*抜粋本文*:
▬▬▬▬▬▬▬▬▬▬

データベースとは?
データベースの概要
『データベース(Database)』とは、データ形式をあらかじめ定義して、データを管理するための構造のことです。データベースを現実のものでたとえると図書館のようなもので、図書館は膨大な量の書籍や資料をカテゴライズ化し、目録を作成しています。それらの作業を図書館司書が行っているため、利用者は必要なときに必要な資料・書籍をすばやく見つけることができます。図書館の資料や書籍にあたるのがデータベースで、図書館司書にあたるのがデータベースを管理するシステムです。
データベースの実例としては、辞書や住所録、検索エンジン、企業データベース、音楽データベースなどが挙げられます。広義には電子化されたもの以外も含まれるので、書籍の電話帳や辞書などもデータベースといえます。
データベースを広義に解釈すると、テキストファイルに数十行のメモを日付と内容などで分けただけのものをデータベースと呼ぶこともできるのですが、ここでは、整理された情報と、それを扱うためのシステムを総称してデータベースと呼びます。データを記録しておくためのファイルはデータファイルと呼ぶことにします。
用語
- データベース(Database)
- データ形式をあらかじめ定義して、統合的に管理できるファイル構造のこと。リレーショナル形のデータベースや、ツリー型のデータベースなどのモデルがある。
- データファイル
- データを記録するためのファイル。
データベース管理システム(DBMS)
DBMSの概要
データベースを効率的に利用するためには、データベースを統合的に管理するシステムが必要です。このシステムは、扱う情報の規模や環境にかかわらず非常に重要なものです。それでは、その役割と機能について詳しくみていきましょう。
データを統一的に管理するといった概念がまだなかった頃は、プログラムから直接、ファイルに対してデータの保存や読み込みを行うのが一般的でした。これでは、一貫した管理方法がないため、安全性や利便性に欠けています。そこに、『データベース管理システム(Data Base Management System、DBMS)』が登場しました。
データベースはファイル構造の事ですが、DBMSはそのファイル構造の設計から管理・運用を含めたシステムを指します。DBMSは、データの共有化やデータ保護、データ検索、更新などの処理を実現するための手段を提供します。
DBMSの役割と機能には、次のようなものがあります。

▬▬▬▬▬▬▬▬▬▬

*項目一覧*:

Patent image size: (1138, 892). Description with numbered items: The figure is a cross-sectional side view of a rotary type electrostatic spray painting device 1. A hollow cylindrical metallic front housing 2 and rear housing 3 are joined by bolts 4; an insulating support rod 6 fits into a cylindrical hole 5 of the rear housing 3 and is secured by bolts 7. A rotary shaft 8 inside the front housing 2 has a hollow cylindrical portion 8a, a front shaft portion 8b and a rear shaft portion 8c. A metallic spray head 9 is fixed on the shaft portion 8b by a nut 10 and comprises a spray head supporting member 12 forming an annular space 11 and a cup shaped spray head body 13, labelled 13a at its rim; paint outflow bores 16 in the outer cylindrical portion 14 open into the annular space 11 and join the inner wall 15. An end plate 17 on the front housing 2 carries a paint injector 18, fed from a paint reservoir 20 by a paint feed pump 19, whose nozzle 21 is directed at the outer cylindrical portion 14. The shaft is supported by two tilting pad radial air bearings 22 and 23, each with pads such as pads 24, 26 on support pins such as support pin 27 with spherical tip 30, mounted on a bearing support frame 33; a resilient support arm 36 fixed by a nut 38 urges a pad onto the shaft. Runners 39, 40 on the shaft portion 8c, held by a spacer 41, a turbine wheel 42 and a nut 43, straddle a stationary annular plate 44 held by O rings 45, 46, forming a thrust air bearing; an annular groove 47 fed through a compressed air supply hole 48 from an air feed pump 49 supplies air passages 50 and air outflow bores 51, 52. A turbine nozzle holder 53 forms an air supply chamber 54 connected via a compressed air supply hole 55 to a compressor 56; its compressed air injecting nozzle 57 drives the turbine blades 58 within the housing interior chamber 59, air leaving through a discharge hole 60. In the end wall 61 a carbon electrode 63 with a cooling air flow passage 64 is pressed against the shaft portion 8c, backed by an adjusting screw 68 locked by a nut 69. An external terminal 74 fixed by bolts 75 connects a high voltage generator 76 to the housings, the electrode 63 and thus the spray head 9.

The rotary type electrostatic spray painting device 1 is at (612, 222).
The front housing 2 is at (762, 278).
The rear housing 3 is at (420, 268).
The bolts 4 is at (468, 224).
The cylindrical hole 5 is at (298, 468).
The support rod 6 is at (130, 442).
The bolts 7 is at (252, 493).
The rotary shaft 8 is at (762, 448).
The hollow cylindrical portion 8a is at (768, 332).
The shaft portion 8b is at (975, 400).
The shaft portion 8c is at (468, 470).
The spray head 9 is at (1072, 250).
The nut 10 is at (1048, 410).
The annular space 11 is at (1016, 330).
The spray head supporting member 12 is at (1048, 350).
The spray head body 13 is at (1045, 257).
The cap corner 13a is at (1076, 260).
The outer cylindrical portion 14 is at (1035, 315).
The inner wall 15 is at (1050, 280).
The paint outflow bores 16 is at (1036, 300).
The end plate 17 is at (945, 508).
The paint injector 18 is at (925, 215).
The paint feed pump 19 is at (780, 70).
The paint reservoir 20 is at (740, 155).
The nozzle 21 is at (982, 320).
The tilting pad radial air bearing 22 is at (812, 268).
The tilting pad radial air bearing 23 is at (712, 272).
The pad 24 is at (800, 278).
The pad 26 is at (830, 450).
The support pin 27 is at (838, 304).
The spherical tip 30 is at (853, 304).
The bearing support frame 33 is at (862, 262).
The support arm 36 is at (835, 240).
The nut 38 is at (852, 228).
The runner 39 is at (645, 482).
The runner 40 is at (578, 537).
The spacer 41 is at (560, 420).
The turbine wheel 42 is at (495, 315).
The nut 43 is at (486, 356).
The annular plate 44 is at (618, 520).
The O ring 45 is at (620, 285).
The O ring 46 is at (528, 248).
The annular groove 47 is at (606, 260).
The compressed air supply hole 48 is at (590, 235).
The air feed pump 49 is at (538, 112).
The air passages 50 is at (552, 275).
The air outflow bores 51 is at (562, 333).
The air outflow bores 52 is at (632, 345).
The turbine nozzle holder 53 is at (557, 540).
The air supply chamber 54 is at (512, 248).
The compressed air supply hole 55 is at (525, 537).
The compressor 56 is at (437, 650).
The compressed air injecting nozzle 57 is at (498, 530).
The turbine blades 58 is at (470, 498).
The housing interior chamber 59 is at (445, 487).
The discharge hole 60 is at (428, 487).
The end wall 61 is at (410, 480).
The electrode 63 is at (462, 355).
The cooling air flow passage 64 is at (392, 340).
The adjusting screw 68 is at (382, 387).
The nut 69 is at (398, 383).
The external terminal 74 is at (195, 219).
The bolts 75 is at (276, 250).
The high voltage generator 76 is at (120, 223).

▬▬▬▬▬▬▬▬▬▬

*演習の指示*:
1. データベースの文章では、データベースを図書館にたとえたとき、図書館司書にあたるものは何だとされていますか?
2. データベースの文章の最後の一文に続けて、その先を書き継いでください。
素材はデータベースの文章とは関係がありません。

*課題別の解答*:
1. データベースを管理するシステムです。

2.
- データベースを操作するための言語を提供する
- データの整合性を保障した管理手段を提供する
- データ利用の標準化を行い、各種プログラムへのインターフェイスを提供する
- データへのアクセス制限を管理する
- 複数ユーザの同時処理に対応する
DBMSで最も良く使われる機能が、要求に応じたデータの受け渡しです。たとえば、利用者が必要な情報を取り出す際、DBMSはその要求に応じて必要な情報を取り出し、それを整形して返します。このとき、利用者はデータファイルの構造を気にする必要がなく、複雑なことはすべてDBMSが処理します。
DBMSは、エンド・ユーザの要求とデータファイルの橋渡し的な存在といえます。これは同時に、複数のユーザがデータファイルを共有することを可能にしたり、データファイルの内容を保護する役目もあります。
DBMSの役割
インターネットの普及により、DBMSは今までよりもさらに注目されるようになりました。GoogleやYahoo!といった検索サイト、アマゾン・コムや楽天のような商品を販売するショッピングサイトや、SOHOや個人ブログサイトでも幅広く利用されています。DBMSが今後さらに重要な技術となるのは間違いないでしょう。
用語
- DBMS(Data Base Management System)
- データベースを管理するためのシステム。DBMSの利用により、データの共有化やデータ保護、データ検索、更新などの処理を簡単に実現することができる。
DBMSの機能
多くのDBMS製品が開発され、バージョンアップを重ねるごとに、DBMSはデータファイルを効率よく利用するための基本的な機能から、データファイルの保全や共有、より簡単なアクセス手段を提供できるようにと多くの役割を担うようになってきました。データ自体も、単純な文字列や数値だけではなく、画像や映像といったメディアファイルが重要になり、それらに対応する必要性が高まっています。
DBMSの主な機能
DBMSの代表的な機能は次のとおりです。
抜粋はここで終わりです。